> [Instructions for the task]
Where a line contains the string "Read", copy that line.

> [Data provided]

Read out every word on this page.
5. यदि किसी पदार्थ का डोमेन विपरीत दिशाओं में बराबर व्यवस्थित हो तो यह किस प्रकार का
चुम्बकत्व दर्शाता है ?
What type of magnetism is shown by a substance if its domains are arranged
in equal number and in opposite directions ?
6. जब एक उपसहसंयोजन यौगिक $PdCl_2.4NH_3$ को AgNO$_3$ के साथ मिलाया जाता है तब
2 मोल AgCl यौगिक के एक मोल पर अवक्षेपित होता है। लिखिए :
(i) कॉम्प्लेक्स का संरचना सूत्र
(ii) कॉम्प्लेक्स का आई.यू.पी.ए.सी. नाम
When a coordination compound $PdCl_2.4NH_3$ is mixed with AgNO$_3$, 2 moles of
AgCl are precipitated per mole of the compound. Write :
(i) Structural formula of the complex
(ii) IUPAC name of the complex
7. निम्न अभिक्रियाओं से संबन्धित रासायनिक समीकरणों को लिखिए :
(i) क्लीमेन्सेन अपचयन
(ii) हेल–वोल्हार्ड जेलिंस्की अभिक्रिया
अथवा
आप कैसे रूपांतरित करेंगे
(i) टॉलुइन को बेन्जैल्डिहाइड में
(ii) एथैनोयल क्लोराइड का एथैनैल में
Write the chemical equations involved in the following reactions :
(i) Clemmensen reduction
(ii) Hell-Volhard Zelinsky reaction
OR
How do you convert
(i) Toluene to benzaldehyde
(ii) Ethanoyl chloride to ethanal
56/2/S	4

...

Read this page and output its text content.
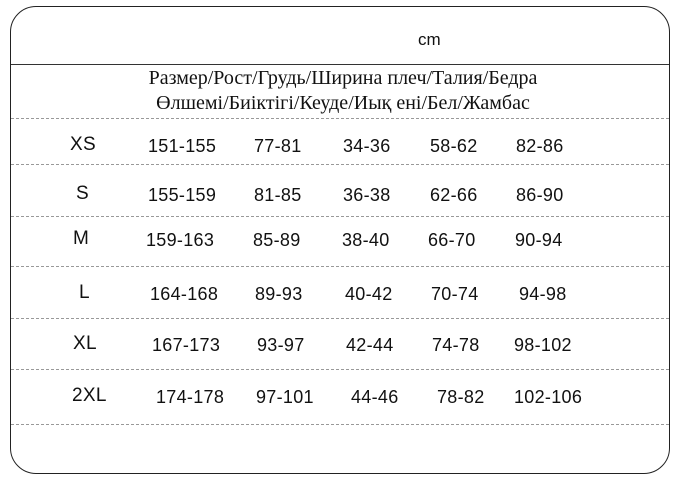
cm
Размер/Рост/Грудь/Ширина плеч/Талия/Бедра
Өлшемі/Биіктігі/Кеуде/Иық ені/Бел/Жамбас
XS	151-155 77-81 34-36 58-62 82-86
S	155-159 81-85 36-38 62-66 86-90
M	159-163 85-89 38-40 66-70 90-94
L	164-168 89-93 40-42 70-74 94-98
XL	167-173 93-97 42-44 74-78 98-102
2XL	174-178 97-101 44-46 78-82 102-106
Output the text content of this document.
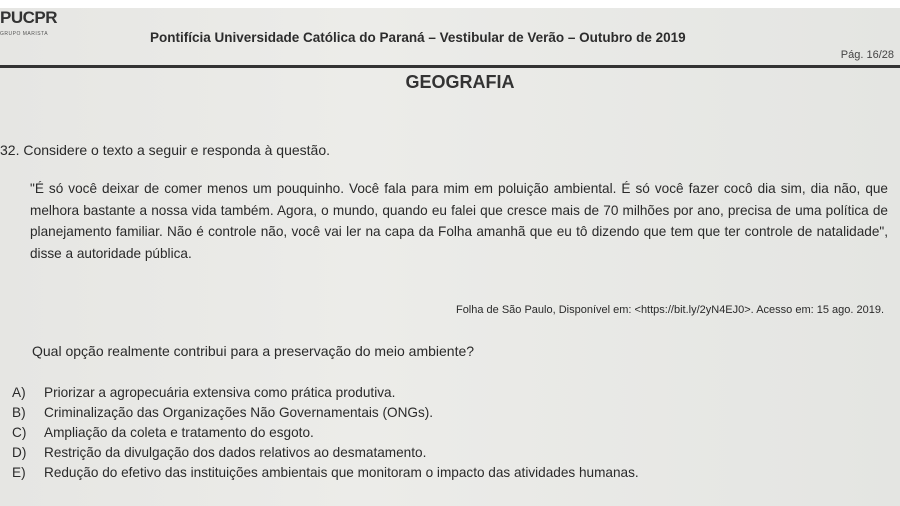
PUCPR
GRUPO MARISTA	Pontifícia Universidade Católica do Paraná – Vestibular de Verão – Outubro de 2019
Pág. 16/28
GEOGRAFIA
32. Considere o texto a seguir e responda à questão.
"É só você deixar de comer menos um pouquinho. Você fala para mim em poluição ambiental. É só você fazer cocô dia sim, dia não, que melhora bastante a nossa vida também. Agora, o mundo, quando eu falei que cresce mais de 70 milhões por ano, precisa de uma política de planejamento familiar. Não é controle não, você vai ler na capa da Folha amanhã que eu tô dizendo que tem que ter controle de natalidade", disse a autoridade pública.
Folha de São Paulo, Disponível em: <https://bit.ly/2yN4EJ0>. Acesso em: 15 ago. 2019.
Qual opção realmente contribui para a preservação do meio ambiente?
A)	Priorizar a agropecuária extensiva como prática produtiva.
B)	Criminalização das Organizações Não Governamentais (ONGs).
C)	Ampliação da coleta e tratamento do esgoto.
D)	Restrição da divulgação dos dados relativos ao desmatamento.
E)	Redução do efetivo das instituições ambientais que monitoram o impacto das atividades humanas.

> [Result of the task]
Read out every word on this page.
Read this page and output its text content.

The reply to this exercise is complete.